## Source data
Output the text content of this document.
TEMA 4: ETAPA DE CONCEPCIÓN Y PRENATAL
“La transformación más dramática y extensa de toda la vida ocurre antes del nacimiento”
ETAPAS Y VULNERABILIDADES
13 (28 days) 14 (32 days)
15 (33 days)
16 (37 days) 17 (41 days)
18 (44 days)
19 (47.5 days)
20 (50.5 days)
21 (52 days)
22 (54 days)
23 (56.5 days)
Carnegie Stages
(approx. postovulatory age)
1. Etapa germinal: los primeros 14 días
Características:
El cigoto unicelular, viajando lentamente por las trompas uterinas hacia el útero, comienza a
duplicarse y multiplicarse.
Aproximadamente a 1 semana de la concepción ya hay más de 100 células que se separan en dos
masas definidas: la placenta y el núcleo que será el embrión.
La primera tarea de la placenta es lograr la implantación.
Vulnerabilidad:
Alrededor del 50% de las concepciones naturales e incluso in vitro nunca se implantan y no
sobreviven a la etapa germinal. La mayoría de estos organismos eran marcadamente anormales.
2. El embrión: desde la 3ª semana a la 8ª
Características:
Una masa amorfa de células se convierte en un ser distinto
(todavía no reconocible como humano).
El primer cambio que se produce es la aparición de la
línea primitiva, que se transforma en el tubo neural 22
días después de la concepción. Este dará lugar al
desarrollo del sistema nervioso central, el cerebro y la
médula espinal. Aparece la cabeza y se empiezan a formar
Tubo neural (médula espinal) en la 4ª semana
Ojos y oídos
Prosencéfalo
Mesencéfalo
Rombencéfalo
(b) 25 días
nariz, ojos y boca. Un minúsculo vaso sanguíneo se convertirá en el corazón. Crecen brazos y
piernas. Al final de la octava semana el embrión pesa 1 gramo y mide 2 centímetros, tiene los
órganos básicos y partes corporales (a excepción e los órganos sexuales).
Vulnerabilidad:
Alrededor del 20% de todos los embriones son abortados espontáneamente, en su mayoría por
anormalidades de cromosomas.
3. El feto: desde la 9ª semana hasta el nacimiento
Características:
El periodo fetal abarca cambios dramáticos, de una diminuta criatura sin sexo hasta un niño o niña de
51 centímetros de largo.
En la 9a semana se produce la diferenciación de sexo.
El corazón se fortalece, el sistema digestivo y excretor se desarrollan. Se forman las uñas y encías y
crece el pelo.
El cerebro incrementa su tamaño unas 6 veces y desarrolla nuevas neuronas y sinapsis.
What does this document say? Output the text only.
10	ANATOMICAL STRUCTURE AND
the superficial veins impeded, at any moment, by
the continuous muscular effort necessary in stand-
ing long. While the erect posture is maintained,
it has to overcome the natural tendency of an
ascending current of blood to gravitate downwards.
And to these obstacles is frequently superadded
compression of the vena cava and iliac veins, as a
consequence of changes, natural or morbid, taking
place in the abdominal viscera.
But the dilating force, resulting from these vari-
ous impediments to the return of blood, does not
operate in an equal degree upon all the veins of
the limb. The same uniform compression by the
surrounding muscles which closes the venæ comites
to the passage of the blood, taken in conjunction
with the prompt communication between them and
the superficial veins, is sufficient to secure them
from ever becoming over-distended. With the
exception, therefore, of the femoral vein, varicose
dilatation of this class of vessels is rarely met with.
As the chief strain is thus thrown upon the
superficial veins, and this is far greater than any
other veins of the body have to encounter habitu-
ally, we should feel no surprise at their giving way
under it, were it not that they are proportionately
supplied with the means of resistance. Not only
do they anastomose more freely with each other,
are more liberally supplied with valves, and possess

## Set problem
Copy out each line of the records where the string "mayoría" appears.

## Output for this exercise
sobreviven a la etapa germinal. La mayoría de estos organismos eran marcadamente anormales.
Alrededor del 20% de todos los embriones son abortados espontáneamente, en su mayoría por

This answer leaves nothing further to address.